▶ [GOAL OF THE EXERCISE]: Which lines below hold the word "around"? Report each one.

▶ [MATERIAL TO PROCESS]:
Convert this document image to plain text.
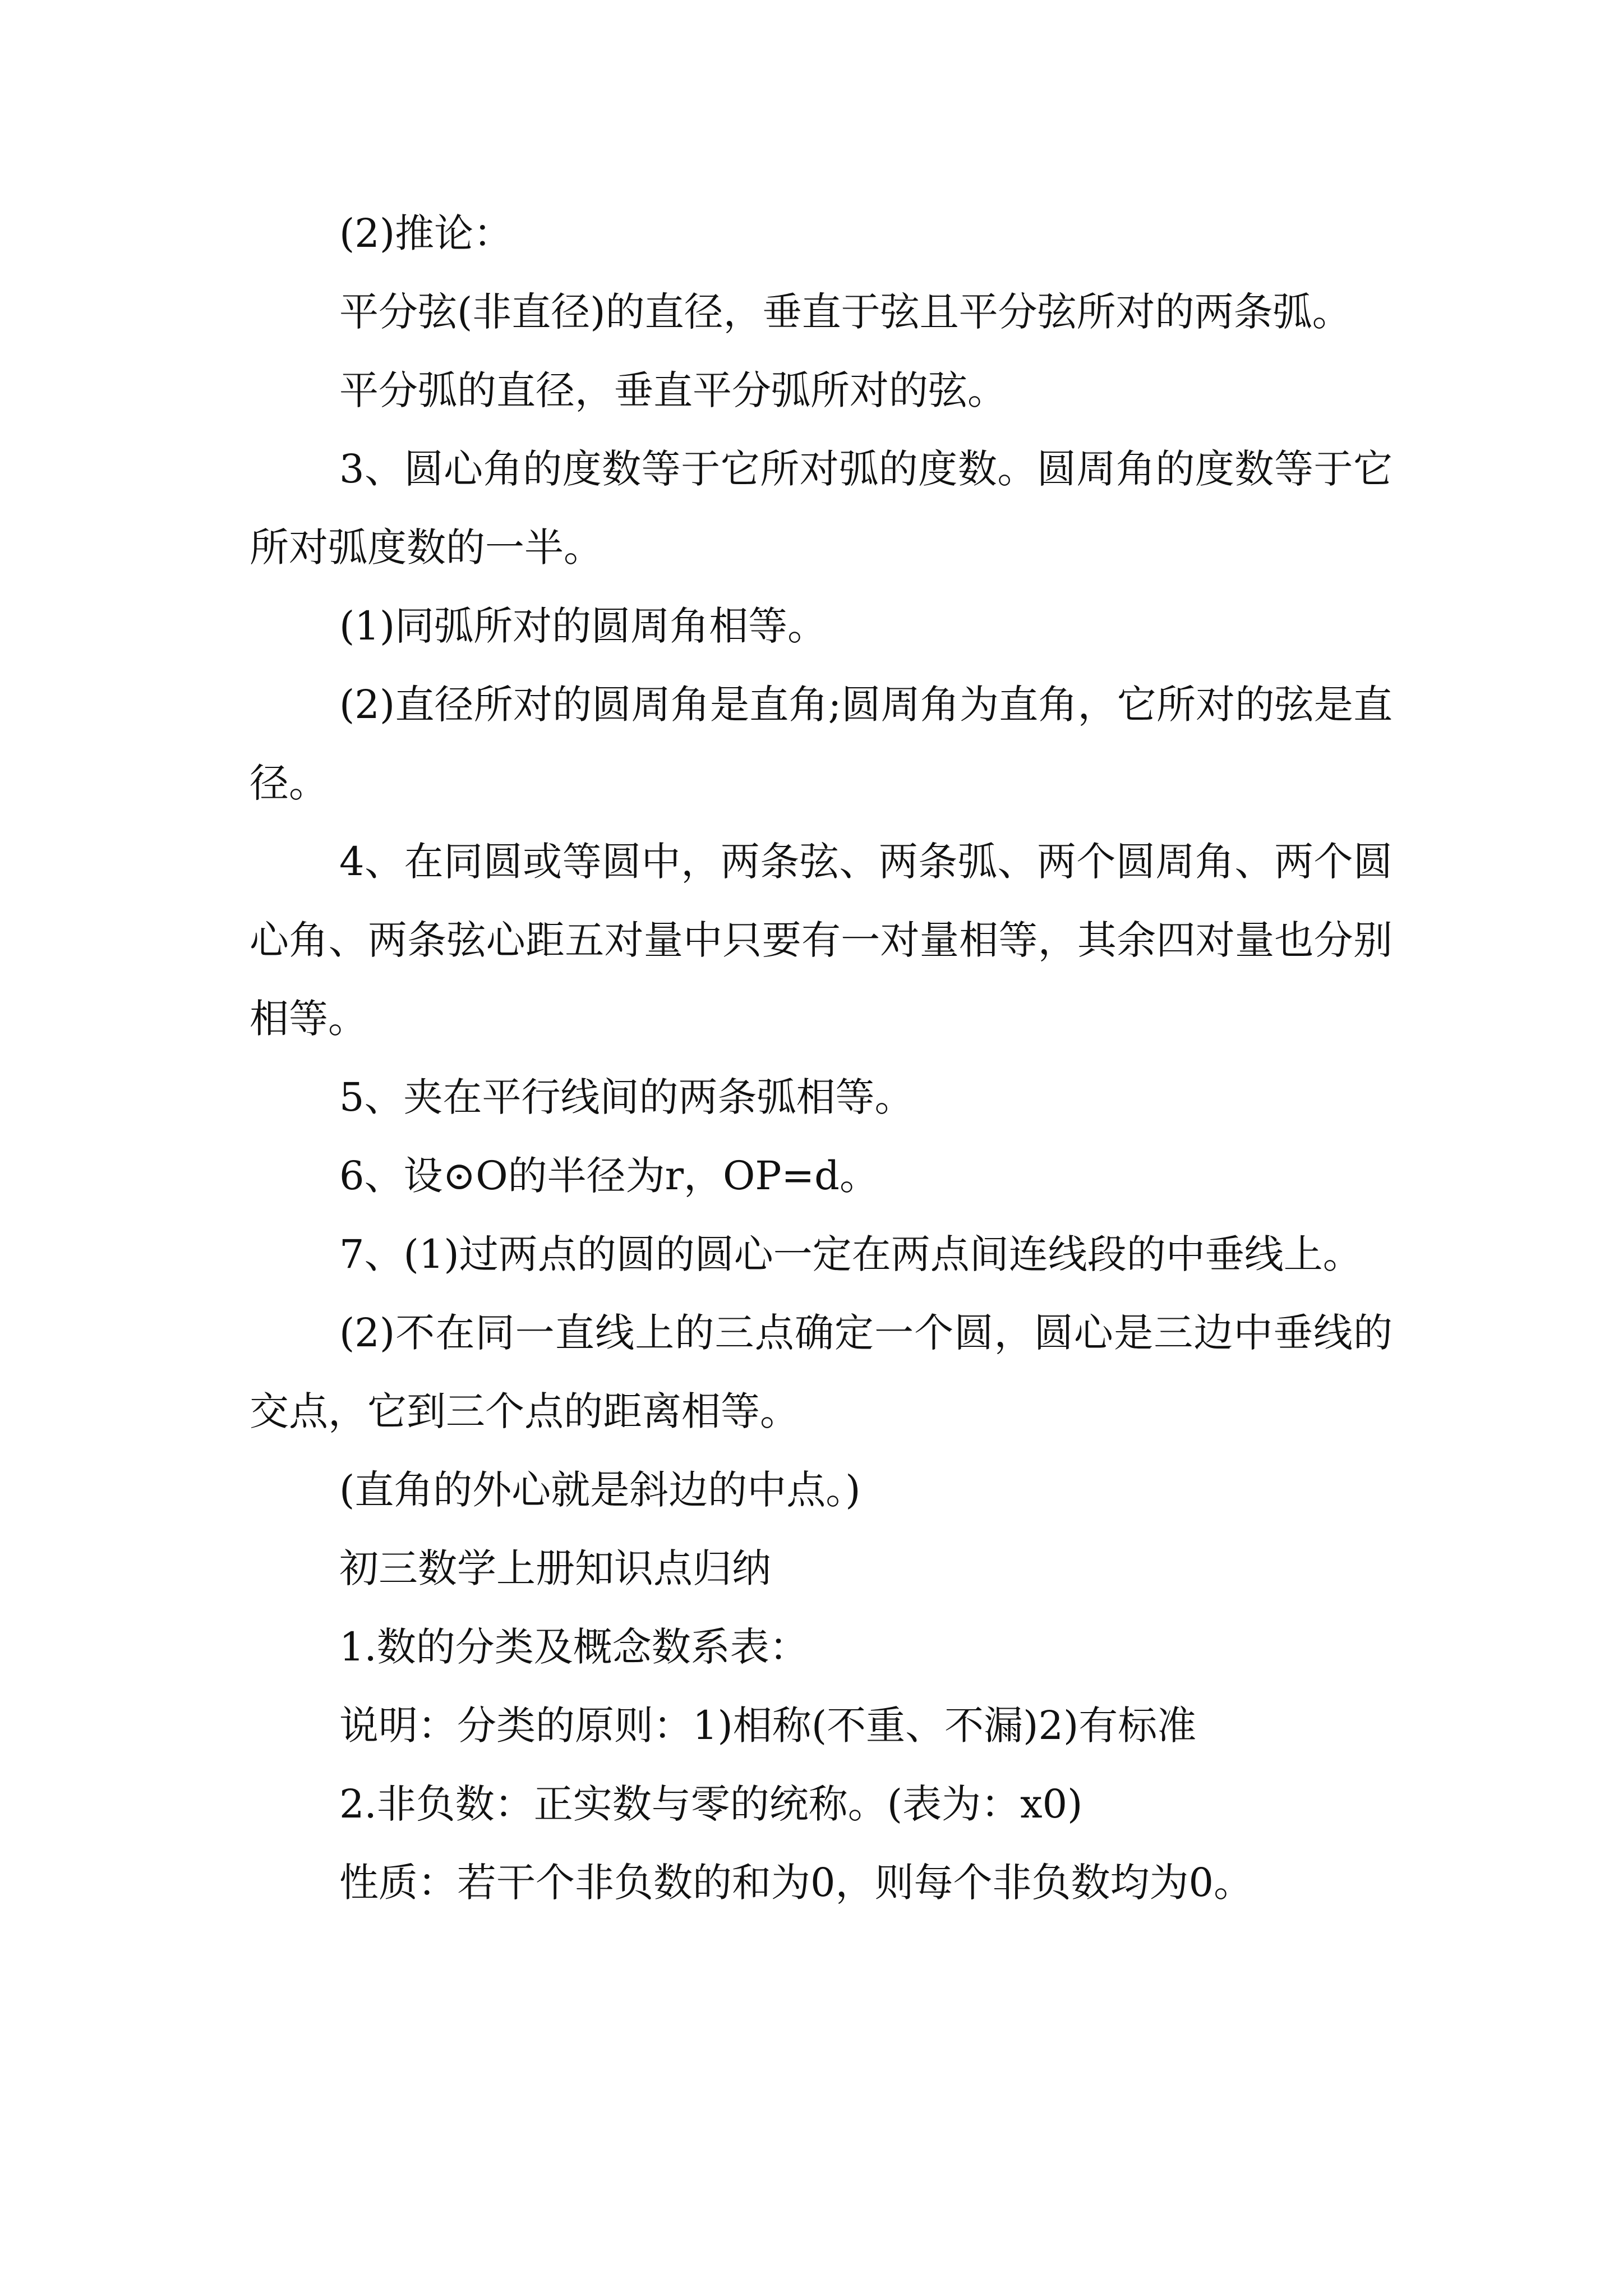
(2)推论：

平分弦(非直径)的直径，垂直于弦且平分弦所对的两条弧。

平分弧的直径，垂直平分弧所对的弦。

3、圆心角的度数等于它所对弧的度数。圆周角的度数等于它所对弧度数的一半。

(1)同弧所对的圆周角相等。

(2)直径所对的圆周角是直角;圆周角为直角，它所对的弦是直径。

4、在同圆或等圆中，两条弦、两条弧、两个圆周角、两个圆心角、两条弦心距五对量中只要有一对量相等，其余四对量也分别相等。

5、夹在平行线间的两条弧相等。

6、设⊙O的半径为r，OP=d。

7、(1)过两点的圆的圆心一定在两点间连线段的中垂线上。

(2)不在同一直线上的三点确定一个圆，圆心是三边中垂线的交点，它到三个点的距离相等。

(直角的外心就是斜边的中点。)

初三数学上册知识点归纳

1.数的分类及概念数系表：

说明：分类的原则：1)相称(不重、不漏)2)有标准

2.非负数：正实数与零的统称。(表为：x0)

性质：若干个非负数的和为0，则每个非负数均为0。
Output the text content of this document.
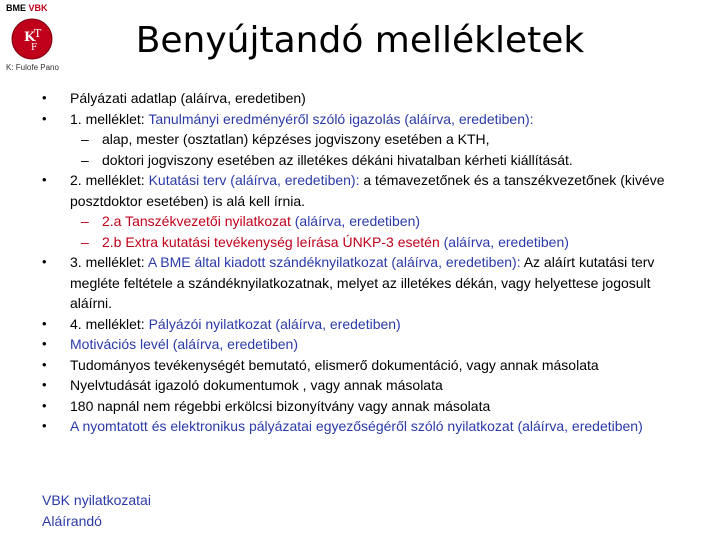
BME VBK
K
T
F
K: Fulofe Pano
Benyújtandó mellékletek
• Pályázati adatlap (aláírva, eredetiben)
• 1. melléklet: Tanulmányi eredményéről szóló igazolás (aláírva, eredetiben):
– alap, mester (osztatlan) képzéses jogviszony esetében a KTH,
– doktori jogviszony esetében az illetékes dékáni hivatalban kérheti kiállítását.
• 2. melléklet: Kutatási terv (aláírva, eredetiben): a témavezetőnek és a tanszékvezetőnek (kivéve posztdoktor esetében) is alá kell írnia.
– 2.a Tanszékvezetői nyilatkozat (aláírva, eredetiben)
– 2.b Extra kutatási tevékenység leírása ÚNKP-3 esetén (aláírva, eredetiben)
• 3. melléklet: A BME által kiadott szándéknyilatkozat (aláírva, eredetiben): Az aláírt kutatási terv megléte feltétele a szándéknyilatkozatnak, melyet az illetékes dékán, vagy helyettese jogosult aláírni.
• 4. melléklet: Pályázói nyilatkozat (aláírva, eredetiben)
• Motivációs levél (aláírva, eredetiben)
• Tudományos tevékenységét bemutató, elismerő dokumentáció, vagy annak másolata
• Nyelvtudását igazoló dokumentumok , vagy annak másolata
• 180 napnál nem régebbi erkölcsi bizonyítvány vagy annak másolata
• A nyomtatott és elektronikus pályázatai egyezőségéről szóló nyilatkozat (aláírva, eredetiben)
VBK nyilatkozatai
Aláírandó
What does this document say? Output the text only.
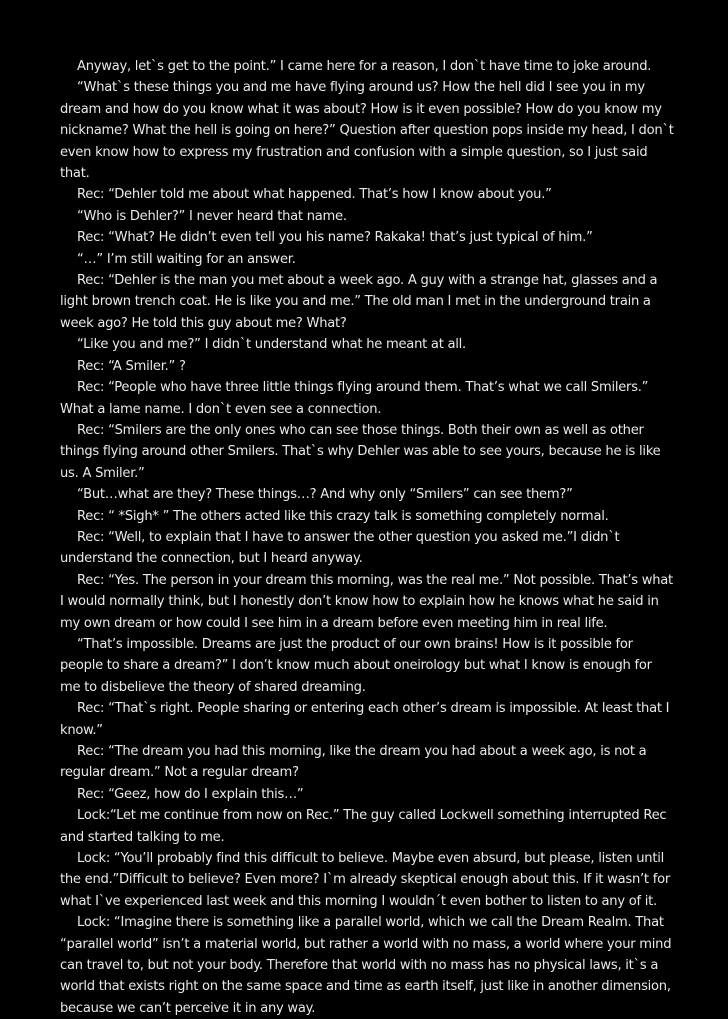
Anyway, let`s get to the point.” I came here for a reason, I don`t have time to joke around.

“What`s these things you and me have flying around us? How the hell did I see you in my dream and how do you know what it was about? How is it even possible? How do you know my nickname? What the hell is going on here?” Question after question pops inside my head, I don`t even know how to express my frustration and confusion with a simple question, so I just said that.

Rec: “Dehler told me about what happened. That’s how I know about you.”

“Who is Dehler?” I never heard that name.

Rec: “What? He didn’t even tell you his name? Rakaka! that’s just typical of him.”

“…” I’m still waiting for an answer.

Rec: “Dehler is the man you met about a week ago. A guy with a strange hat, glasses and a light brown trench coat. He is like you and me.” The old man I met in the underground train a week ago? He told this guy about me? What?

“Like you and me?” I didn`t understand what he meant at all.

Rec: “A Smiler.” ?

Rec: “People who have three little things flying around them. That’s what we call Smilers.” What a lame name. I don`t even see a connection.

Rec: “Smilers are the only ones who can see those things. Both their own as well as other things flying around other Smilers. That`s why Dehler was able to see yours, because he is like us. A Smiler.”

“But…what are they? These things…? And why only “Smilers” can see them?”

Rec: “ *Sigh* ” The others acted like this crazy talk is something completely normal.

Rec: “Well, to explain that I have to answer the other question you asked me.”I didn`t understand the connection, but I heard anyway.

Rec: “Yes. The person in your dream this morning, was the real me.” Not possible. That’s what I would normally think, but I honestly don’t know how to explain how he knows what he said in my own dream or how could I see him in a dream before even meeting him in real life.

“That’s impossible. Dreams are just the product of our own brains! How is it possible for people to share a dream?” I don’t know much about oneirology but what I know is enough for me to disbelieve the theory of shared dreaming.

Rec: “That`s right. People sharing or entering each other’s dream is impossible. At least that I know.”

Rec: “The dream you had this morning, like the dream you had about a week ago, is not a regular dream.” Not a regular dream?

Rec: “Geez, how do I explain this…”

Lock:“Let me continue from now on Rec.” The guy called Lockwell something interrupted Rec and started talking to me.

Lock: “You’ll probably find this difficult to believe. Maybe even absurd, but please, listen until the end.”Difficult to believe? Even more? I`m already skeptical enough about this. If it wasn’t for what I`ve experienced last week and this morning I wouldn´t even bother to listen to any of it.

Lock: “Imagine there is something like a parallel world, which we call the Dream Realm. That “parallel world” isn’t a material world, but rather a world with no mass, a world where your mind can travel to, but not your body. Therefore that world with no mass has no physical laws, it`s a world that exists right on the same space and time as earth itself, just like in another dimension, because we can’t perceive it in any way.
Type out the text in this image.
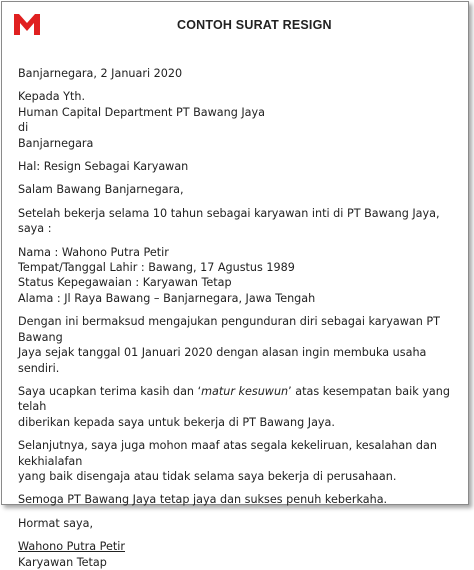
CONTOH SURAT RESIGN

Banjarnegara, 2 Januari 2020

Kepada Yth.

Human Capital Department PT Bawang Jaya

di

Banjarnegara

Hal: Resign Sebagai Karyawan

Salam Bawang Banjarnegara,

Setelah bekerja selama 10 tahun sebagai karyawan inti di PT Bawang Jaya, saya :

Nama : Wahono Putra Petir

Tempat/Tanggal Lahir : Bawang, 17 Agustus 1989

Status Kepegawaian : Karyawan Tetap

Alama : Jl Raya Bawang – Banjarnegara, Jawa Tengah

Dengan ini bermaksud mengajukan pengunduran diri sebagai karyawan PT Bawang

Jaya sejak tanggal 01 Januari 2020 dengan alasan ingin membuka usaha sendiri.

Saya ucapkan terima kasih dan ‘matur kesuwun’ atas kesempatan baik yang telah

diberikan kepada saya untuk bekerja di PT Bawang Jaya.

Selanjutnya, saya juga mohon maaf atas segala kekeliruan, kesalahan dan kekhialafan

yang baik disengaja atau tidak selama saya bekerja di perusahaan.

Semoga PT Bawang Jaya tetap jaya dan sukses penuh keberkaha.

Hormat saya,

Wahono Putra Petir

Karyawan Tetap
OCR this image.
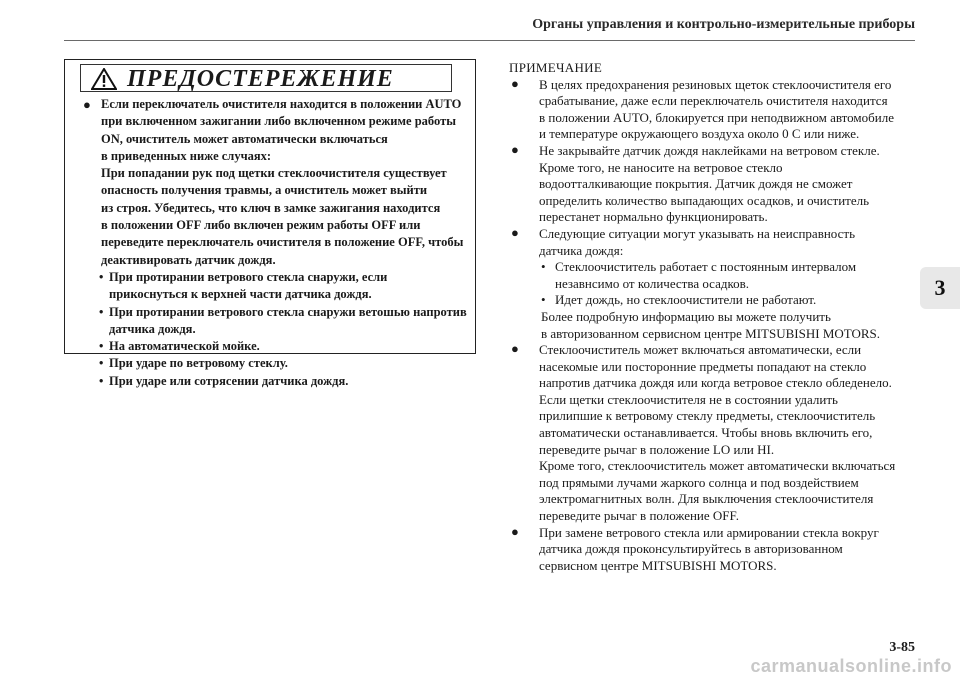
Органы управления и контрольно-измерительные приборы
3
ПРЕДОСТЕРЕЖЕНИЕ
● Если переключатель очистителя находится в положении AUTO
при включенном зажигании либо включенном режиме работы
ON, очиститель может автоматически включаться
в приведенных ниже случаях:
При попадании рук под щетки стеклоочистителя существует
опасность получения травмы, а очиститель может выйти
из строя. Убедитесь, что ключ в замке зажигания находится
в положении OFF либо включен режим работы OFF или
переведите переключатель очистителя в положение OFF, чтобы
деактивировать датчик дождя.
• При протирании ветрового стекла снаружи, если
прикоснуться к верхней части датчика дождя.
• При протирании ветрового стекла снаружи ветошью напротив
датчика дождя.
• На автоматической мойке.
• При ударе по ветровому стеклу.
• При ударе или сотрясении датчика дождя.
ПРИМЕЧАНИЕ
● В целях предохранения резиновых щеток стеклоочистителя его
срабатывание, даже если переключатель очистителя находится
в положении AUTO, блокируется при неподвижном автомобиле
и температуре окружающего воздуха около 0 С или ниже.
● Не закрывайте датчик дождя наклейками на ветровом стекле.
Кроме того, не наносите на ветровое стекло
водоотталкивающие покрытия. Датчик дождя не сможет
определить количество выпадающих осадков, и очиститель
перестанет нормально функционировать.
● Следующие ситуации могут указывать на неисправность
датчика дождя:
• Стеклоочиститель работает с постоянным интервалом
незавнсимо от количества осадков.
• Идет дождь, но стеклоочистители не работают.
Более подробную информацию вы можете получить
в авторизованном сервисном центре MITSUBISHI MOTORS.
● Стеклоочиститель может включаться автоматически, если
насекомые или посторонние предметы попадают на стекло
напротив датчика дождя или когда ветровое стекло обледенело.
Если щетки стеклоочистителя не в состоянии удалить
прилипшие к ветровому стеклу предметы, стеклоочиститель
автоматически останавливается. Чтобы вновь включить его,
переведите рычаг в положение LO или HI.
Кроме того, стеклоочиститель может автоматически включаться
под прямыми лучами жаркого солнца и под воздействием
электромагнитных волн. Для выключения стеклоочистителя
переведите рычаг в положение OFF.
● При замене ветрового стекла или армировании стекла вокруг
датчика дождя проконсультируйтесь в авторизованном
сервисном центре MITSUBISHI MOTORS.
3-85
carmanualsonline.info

▶ [TASK SOLUTION]:
Anyway, let`s get to the point.” I came here for a reason, I don`t have time to joke around.
“What`s these things you and me have flying around us? How the hell did I see you in my dream and how do you know what it was about? How is it even possible? How do you know my nickname? What the hell is going on here?” Question after question pops inside my head, I don`t even know how to express my frustration and confusion with a simple question, so I just said that.
Rec: “People who have three little things flying around them. That’s what we call Smilers.” What a lame name. I don`t even see a connection.
Rec: “Smilers are the only ones who can see those things. Both their own as well as other things flying around other Smilers. That`s why Dehler was able to see yours, because he is like us. A Smiler.”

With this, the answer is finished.